#### PROVIDED RECORDS
______________________________
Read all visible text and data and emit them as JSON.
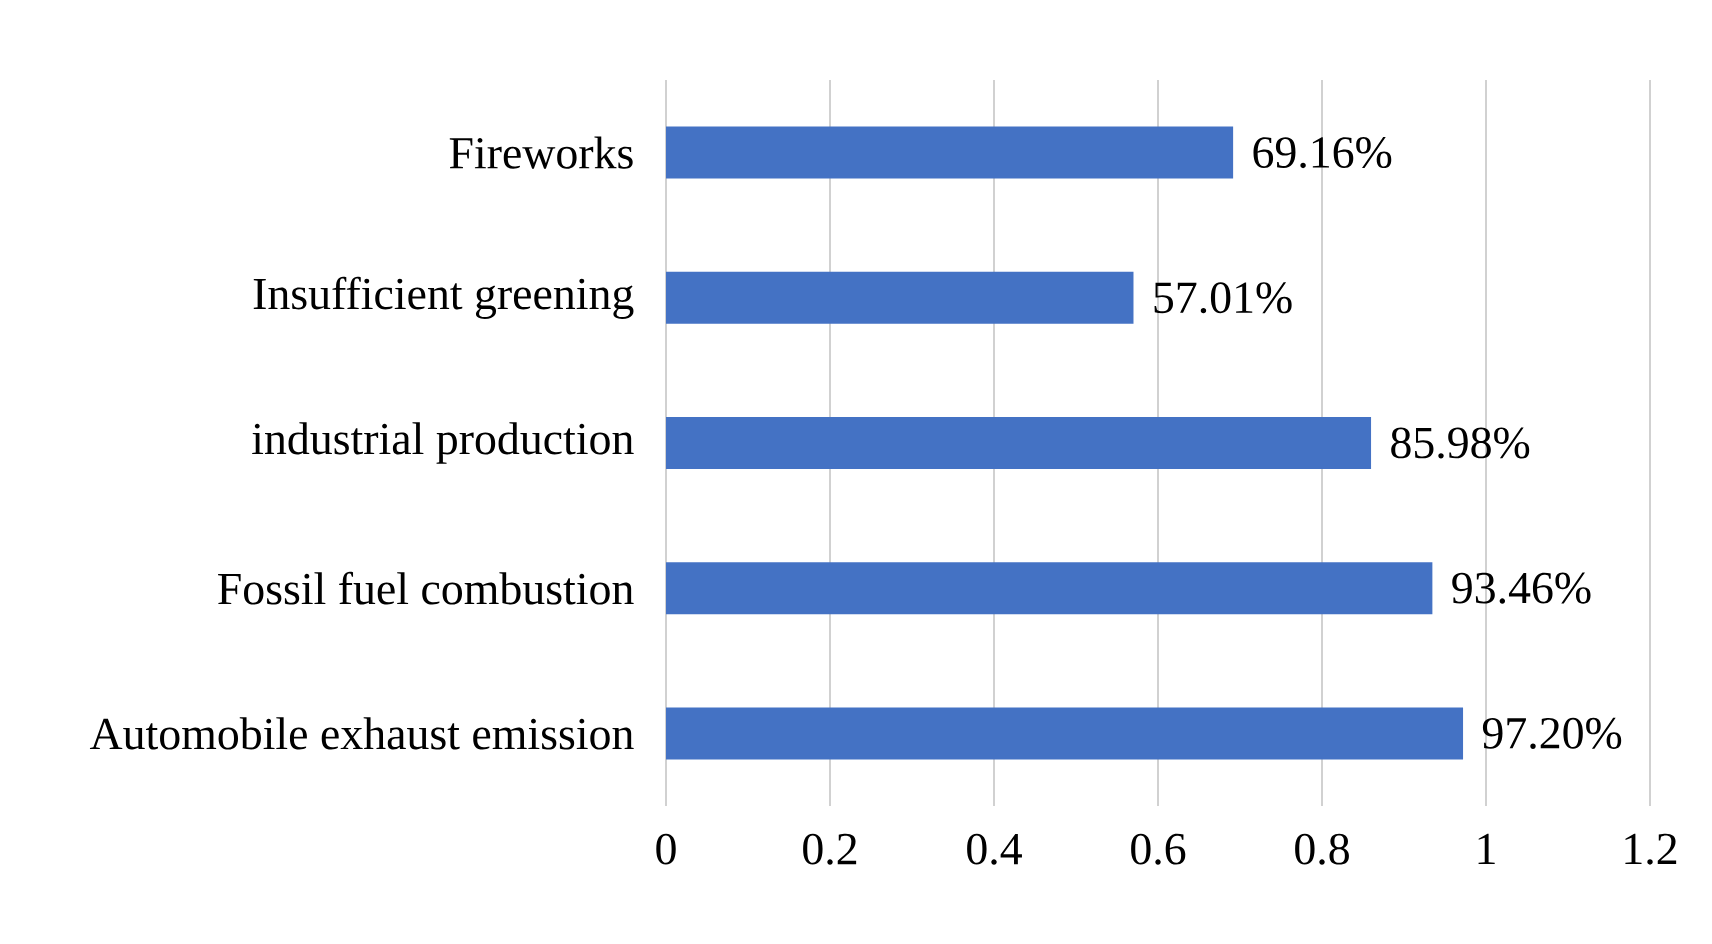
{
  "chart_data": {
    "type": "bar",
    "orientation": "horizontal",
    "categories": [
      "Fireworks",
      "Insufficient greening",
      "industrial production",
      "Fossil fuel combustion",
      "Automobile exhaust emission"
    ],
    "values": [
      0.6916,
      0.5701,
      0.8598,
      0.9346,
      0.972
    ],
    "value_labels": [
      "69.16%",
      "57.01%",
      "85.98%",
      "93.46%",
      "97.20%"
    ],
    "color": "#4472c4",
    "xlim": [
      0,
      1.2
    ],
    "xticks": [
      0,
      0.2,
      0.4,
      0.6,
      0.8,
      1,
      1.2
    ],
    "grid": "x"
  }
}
______________________________
#### PROBLEM TO WORK ON
Make an exact copy of all entries above, dropping the images.

#### SOLUTION FOR THIS PROBLEM
Read all visible text and data and emit them as JSON.
{
  "chart_data": {
    "type": "bar",
    "orientation": "horizontal",
    "categories": [
      "Fireworks",
      "Insufficient greening",
      "industrial production",
      "Fossil fuel combustion",
      "Automobile exhaust emission"
    ],
    "values": [
      0.6916,
      0.5701,
      0.8598,
      0.9346,
      0.972
    ],
    "value_labels": [
      "69.16%",
      "57.01%",
      "85.98%",
      "93.46%",
      "97.20%"
    ],
    "color": "#4472c4",
    "xlim": [
      0,
      1.2
    ],
    "xticks": [
      0,
      0.2,
      0.4,
      0.6,
      0.8,
      1,
      1.2
    ],
    "grid": "x"
  }
}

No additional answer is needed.